_SHORT TASK_. Select, from the data, each line where "Below" occurs.

[START RECORDS FOR THIS TASK]

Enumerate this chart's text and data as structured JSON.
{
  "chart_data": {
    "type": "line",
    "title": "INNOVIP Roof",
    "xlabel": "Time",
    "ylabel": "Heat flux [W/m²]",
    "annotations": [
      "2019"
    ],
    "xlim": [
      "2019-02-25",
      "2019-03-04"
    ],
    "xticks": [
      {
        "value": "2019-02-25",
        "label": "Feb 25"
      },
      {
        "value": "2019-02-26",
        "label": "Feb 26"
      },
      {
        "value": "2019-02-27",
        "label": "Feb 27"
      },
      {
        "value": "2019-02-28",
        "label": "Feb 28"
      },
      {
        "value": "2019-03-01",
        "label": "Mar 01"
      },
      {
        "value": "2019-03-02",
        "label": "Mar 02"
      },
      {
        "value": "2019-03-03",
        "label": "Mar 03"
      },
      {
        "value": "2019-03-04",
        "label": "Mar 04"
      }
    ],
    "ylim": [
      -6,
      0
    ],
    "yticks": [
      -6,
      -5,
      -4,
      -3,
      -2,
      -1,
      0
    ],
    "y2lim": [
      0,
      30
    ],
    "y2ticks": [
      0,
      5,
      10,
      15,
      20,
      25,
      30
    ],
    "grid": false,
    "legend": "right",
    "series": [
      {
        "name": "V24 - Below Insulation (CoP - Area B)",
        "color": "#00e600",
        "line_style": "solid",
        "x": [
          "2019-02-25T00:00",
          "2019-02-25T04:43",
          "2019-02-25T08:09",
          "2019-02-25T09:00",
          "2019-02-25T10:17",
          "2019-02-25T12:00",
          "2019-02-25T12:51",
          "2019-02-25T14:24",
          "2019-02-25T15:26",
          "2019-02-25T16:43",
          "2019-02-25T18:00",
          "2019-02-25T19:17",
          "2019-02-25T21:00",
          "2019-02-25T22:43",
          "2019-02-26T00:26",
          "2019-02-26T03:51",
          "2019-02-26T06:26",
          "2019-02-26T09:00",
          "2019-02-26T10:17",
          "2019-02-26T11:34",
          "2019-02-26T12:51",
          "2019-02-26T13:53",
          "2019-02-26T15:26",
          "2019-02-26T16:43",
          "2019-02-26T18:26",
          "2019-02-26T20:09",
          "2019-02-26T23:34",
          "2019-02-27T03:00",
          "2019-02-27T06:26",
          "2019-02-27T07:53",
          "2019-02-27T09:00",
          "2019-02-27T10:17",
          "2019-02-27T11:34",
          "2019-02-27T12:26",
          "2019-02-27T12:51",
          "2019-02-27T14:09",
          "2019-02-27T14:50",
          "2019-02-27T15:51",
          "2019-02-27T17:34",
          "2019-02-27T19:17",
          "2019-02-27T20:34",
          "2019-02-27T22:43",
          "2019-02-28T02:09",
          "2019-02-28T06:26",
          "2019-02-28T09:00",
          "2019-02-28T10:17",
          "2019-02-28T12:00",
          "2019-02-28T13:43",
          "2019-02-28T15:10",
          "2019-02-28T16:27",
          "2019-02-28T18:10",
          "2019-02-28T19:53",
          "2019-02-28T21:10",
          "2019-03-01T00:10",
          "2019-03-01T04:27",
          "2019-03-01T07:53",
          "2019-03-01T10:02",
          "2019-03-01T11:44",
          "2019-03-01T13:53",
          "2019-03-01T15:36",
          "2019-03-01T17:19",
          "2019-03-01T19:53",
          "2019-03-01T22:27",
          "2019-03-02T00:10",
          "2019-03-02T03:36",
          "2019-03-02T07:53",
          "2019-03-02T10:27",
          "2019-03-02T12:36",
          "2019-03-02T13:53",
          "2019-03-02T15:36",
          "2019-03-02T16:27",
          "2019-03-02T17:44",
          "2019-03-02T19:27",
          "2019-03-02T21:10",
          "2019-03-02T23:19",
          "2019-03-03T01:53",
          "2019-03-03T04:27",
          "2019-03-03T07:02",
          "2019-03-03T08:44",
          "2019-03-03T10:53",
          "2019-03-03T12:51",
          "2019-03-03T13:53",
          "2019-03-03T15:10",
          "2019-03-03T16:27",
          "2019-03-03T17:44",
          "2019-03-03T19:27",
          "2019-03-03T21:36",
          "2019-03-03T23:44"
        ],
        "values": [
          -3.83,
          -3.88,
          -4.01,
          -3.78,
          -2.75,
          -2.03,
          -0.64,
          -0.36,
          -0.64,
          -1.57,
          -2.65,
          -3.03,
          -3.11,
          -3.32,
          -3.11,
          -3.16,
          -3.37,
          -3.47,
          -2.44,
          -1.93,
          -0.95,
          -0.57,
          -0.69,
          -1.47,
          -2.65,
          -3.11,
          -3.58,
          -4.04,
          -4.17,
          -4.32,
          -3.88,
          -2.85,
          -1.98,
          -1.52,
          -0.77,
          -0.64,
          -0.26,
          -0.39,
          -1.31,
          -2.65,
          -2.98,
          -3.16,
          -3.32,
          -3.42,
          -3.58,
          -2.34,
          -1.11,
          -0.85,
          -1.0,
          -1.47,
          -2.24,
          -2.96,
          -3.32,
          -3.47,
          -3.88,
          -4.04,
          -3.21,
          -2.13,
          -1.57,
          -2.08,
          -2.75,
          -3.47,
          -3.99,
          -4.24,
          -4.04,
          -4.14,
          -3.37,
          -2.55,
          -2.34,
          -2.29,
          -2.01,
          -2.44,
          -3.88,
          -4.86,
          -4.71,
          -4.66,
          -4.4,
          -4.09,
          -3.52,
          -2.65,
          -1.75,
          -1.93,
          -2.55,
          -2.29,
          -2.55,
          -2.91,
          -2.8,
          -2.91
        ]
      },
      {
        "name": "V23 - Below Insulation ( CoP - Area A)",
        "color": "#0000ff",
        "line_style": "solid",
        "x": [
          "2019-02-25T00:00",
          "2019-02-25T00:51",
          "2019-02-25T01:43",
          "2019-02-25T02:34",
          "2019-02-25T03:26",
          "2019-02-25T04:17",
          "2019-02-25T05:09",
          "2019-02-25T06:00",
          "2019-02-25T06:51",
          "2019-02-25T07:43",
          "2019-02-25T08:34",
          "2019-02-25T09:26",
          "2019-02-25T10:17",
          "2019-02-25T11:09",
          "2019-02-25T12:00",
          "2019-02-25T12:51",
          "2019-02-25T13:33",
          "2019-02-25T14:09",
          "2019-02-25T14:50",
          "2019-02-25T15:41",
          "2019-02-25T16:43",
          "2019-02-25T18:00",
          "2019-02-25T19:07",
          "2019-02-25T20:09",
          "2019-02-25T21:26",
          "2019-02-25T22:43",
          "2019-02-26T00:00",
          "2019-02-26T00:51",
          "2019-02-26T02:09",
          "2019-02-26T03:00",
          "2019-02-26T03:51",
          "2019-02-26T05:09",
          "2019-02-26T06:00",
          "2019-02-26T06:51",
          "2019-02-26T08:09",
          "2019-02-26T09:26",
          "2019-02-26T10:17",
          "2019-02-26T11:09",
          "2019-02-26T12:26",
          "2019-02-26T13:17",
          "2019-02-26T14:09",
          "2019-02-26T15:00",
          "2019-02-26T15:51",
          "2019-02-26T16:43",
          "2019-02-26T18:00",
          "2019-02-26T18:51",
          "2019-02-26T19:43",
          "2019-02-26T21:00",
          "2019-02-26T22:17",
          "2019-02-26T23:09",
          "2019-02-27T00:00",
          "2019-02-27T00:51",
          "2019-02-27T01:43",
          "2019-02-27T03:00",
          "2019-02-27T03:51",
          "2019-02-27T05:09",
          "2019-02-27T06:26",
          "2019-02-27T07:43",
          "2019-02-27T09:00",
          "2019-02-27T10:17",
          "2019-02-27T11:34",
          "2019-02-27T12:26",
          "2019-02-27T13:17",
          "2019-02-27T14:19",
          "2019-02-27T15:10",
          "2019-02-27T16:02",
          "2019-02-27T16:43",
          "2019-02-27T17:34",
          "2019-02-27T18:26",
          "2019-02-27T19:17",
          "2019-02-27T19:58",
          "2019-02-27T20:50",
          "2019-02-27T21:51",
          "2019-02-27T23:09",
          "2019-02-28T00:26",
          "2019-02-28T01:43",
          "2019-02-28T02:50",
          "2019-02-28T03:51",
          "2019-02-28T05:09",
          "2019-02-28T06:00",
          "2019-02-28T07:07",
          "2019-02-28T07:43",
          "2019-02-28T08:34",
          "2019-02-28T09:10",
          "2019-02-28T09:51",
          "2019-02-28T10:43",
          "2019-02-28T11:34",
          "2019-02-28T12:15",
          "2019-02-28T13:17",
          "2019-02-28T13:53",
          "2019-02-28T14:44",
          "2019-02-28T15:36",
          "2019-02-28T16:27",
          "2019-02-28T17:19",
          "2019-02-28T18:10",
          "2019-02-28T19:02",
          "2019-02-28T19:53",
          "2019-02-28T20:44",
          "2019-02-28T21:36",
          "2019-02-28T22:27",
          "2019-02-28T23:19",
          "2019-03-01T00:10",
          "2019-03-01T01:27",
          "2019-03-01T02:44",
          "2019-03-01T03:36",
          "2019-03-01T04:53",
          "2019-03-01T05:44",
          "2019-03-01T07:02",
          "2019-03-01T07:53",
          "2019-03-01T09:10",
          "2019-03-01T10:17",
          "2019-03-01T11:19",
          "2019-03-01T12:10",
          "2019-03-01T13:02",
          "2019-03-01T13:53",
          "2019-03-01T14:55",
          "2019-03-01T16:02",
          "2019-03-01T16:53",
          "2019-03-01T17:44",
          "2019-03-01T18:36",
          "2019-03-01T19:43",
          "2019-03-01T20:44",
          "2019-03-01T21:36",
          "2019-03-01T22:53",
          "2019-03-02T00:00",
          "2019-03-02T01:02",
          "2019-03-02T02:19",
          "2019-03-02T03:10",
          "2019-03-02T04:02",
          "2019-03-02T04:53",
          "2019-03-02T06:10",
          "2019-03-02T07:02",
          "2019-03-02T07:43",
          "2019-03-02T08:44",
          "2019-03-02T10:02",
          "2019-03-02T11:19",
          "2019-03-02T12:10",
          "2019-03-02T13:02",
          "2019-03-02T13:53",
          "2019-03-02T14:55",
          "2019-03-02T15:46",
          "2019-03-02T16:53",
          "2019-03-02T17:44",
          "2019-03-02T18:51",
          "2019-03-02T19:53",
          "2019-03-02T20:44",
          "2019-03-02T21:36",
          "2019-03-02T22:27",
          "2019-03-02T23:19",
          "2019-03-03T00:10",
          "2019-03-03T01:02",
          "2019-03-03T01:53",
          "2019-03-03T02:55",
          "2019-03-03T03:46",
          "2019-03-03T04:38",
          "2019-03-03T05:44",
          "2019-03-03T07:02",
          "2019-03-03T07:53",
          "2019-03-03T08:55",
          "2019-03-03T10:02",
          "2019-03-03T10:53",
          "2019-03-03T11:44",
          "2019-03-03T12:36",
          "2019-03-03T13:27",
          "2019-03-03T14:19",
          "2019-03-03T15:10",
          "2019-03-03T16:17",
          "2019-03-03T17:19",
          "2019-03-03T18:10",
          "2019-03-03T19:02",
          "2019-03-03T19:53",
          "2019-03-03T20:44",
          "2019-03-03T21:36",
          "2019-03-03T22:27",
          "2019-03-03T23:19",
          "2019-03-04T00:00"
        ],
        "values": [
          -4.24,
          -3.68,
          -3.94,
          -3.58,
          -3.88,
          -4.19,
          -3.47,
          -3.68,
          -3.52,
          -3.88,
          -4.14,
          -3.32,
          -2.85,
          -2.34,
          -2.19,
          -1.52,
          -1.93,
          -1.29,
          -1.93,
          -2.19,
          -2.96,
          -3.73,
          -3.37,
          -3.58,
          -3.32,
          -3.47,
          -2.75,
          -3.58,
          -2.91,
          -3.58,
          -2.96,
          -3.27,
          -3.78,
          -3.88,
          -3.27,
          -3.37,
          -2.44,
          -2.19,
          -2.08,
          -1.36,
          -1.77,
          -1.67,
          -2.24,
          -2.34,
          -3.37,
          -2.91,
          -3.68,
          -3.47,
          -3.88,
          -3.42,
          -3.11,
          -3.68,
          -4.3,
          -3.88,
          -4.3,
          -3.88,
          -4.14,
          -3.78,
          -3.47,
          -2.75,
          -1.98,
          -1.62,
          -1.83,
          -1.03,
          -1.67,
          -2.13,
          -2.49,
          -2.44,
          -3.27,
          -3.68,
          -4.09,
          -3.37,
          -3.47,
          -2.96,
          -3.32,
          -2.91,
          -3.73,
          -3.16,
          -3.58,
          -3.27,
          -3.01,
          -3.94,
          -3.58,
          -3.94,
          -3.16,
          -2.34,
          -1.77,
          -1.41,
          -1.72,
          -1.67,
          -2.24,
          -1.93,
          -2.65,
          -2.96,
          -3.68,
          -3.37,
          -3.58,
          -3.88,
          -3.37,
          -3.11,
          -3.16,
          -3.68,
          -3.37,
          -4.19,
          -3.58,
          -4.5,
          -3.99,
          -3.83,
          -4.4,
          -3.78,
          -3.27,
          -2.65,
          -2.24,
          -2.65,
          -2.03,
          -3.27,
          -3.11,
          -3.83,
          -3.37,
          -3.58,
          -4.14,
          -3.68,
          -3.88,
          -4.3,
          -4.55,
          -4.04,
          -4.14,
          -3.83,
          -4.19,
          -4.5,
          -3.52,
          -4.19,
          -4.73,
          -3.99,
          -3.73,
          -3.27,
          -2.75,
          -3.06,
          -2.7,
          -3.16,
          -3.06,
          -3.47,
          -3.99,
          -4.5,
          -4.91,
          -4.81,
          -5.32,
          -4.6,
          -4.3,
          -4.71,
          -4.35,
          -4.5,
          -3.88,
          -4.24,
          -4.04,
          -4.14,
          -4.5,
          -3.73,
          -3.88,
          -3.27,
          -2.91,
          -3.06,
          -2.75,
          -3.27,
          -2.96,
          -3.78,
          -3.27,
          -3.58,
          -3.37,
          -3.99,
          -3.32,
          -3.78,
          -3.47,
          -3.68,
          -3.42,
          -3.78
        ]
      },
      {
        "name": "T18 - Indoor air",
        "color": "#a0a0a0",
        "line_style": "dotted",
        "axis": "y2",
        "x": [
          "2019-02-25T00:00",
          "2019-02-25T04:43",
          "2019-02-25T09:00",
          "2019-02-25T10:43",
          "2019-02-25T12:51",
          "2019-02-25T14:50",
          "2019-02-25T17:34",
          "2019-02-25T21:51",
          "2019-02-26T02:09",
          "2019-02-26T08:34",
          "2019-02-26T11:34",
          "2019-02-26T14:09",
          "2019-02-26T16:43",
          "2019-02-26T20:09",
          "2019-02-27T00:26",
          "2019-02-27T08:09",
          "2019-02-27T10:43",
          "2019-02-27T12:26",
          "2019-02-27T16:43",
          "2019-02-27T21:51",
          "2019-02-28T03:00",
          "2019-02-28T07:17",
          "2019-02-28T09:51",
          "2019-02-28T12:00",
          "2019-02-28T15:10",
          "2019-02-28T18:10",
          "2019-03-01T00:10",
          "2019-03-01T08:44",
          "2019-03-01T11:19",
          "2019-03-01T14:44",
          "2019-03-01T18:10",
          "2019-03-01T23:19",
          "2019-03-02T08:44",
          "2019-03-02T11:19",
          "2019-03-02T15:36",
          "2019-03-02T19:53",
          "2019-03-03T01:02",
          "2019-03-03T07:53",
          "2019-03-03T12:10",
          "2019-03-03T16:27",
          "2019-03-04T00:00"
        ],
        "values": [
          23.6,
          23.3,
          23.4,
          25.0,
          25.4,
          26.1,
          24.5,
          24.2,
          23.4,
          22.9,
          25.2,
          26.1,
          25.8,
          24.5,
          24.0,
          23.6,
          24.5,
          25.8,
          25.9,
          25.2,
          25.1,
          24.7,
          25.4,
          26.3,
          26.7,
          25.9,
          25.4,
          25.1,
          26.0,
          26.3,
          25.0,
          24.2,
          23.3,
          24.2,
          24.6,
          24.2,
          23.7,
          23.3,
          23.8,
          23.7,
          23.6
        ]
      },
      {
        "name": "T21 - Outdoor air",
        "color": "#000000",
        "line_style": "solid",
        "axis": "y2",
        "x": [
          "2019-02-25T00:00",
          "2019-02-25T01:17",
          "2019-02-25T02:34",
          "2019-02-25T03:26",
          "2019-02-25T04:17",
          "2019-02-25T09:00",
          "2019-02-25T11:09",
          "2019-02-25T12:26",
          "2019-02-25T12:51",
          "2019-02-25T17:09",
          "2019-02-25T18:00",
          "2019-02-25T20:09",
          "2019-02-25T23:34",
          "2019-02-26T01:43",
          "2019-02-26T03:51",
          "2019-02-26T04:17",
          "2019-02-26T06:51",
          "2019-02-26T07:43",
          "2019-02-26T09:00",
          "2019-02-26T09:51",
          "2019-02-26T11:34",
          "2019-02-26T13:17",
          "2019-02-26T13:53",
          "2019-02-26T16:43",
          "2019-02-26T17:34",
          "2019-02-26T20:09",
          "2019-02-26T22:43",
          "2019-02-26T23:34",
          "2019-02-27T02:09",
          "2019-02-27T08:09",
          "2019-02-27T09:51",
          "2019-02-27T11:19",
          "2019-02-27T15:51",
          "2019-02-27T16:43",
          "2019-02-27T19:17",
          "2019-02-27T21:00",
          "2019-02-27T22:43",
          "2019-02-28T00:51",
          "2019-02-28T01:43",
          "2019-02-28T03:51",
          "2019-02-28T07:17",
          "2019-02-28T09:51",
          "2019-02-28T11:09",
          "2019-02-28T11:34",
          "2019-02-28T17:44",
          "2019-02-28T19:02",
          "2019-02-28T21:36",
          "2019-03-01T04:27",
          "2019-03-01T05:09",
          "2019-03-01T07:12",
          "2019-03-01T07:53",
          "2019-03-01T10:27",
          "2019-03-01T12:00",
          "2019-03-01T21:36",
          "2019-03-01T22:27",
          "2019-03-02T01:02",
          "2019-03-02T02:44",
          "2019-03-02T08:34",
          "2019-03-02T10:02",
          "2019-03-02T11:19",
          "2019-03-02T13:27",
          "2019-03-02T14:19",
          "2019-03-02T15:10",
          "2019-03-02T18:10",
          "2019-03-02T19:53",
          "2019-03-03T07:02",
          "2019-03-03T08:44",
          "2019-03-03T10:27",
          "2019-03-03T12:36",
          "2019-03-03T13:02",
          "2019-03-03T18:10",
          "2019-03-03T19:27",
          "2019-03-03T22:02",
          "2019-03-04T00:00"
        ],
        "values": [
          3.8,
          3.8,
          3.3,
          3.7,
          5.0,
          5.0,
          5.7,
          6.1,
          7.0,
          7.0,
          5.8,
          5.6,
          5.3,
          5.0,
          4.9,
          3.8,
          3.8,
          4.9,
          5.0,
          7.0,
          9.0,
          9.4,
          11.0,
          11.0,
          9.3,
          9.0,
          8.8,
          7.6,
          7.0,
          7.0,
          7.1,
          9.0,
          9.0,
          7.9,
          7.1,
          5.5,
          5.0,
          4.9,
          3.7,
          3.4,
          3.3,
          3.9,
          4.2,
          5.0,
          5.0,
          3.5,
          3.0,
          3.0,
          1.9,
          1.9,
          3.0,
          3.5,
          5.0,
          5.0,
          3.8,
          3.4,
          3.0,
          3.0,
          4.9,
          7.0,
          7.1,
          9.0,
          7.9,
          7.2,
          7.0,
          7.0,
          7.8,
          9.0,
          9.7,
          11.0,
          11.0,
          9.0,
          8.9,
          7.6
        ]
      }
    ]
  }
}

[END RECORDS FOR THIS TASK]

_OUTPUT OF THE EXERCISE_.
        "name": "V24 - Below Insulation (CoP - Area B)",
        "name": "V23 - Below Insulation ( CoP - Area A)",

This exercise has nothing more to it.